Challenge - Work out the number of lines containing "image". Give that number alone.

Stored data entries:
___
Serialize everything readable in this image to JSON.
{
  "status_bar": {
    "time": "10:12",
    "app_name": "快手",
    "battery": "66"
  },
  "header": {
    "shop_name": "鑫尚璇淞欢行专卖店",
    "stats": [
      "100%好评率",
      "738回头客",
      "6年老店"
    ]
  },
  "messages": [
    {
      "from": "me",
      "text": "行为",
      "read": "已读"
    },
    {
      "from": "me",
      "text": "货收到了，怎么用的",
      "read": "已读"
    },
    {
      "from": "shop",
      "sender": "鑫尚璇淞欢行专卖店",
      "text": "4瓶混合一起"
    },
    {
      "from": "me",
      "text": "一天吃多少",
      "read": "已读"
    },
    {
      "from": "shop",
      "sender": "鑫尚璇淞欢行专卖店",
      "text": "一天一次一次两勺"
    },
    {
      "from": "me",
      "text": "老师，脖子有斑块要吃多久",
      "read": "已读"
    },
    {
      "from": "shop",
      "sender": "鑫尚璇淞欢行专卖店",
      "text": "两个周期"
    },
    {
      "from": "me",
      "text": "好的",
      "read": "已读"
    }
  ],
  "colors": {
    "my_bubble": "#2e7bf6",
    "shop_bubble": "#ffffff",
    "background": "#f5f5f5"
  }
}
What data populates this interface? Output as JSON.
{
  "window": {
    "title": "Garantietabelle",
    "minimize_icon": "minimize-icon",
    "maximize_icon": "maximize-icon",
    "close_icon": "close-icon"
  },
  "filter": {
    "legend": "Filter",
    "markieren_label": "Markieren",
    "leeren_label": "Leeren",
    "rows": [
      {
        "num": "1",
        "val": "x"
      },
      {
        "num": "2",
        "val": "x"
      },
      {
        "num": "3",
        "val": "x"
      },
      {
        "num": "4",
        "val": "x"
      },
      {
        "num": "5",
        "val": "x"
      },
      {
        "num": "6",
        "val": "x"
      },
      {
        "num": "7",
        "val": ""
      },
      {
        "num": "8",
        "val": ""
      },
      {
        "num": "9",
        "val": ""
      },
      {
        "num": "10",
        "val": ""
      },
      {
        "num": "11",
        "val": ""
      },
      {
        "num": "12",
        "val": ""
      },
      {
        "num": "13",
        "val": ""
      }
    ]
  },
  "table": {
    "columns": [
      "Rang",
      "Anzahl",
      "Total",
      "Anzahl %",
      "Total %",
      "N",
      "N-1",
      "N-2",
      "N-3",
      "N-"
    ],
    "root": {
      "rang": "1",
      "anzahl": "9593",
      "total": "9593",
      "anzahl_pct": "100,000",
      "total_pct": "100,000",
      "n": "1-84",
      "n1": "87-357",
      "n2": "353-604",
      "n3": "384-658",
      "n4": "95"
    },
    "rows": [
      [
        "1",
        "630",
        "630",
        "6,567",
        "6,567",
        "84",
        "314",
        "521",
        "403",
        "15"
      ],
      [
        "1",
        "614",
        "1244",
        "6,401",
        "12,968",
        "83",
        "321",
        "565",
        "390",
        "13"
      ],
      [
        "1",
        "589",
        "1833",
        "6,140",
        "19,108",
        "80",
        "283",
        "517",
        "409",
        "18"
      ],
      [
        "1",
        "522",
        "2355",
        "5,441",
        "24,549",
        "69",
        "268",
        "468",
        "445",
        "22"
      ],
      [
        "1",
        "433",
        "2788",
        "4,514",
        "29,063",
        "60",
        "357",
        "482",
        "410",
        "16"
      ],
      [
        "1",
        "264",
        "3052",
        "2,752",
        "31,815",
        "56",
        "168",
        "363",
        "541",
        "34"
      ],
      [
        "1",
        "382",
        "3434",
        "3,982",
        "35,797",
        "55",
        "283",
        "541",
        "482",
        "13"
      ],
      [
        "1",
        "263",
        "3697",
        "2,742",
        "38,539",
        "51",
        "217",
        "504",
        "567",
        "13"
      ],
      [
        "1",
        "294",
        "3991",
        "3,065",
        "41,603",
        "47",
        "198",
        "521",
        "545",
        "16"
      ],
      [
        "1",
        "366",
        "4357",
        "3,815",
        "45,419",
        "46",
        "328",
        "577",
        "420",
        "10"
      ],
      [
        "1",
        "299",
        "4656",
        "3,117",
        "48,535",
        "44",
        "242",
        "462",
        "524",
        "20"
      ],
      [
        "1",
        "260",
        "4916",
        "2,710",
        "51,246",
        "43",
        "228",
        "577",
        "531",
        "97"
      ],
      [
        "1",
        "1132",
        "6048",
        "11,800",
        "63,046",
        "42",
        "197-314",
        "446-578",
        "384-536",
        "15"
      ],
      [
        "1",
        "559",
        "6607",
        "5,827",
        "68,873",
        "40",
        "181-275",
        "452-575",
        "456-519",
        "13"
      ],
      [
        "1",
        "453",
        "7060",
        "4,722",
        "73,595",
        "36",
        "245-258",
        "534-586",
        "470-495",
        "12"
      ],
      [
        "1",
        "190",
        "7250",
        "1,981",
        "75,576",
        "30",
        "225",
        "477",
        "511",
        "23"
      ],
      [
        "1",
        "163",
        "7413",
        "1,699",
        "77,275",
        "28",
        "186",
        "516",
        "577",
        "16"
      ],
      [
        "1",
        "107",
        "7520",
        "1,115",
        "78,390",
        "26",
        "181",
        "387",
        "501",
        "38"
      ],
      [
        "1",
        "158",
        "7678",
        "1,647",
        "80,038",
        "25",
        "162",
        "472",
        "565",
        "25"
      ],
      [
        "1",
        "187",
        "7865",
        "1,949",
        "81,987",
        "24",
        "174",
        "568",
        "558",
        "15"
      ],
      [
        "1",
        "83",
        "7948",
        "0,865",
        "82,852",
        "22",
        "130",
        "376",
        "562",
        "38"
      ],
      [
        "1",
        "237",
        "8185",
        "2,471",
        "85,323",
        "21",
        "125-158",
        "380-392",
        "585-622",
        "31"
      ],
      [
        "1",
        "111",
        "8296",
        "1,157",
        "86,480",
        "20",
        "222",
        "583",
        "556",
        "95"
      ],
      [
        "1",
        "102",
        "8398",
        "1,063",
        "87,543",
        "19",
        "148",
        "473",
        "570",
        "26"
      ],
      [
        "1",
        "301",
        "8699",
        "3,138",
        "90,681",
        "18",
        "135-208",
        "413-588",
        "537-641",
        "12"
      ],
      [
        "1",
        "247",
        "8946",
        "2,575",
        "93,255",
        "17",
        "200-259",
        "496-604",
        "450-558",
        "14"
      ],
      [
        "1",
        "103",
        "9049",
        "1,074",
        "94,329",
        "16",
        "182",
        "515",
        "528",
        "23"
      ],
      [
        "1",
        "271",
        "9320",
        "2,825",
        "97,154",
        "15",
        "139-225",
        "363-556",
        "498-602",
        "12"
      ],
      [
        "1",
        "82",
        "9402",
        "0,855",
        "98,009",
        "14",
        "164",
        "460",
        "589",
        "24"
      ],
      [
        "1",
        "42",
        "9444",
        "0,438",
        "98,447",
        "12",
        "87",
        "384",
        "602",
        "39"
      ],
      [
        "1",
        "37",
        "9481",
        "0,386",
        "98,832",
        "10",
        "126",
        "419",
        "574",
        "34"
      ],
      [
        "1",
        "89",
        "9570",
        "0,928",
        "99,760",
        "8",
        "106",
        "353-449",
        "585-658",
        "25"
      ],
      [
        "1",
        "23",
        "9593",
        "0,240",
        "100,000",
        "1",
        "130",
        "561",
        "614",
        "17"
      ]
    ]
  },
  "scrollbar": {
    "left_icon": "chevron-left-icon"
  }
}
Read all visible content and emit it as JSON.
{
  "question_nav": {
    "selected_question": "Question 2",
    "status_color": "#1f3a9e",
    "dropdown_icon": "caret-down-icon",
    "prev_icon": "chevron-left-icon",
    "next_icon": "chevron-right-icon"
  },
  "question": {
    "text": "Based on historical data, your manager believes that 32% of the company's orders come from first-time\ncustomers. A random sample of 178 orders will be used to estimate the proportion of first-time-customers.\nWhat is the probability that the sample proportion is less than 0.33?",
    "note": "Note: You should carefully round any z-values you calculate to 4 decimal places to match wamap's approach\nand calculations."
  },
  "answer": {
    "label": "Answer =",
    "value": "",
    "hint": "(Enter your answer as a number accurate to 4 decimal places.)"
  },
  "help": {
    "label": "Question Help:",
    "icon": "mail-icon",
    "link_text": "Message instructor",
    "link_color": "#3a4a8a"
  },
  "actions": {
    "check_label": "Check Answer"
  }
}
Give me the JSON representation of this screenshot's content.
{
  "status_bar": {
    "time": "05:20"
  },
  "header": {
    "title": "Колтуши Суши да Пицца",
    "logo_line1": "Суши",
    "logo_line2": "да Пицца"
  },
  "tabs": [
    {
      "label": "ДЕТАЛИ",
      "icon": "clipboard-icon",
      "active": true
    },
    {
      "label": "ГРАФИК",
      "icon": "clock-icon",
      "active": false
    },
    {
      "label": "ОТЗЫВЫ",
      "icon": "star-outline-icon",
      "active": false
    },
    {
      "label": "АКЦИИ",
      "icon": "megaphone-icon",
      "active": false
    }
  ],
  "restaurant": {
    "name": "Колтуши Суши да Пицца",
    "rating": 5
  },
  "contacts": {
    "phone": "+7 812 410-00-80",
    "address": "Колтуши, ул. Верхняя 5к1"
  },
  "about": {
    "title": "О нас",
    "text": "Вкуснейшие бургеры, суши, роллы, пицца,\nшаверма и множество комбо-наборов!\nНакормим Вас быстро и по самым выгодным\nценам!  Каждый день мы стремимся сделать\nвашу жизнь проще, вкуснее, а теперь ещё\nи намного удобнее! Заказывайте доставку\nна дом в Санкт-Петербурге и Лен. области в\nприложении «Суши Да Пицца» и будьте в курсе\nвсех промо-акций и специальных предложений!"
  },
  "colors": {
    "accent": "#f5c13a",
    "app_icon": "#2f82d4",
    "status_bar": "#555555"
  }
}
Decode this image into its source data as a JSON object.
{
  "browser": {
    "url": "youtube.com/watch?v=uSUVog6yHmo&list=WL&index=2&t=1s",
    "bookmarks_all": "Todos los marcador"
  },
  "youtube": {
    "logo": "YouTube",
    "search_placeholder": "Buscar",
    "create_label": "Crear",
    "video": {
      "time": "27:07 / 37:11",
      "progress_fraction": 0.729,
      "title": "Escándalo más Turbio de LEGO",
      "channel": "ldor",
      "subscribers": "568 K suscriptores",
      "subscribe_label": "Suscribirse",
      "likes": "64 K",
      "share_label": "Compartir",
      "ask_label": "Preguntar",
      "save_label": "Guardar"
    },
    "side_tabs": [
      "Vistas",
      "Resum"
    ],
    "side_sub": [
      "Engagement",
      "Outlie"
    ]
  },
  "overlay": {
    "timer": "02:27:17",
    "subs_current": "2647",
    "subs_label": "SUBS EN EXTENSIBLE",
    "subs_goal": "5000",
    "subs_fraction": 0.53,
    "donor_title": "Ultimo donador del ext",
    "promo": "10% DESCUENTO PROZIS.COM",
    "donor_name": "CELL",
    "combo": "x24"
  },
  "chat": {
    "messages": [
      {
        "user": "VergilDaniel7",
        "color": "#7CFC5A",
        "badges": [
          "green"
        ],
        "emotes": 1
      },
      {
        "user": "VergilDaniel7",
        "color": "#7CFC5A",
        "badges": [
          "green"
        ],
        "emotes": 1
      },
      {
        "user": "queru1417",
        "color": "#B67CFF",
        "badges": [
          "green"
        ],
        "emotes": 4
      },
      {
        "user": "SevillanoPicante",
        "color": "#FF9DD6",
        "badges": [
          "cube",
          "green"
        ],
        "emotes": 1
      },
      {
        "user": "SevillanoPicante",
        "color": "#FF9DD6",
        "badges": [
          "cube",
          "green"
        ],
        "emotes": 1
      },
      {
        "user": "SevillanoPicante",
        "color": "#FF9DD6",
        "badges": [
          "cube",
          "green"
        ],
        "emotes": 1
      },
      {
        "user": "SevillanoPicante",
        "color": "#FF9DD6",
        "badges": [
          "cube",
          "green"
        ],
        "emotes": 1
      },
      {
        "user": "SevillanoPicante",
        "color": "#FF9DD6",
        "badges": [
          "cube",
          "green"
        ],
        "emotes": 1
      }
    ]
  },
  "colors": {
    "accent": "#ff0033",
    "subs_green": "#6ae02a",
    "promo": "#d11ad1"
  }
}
___
Answer for this exercise - 2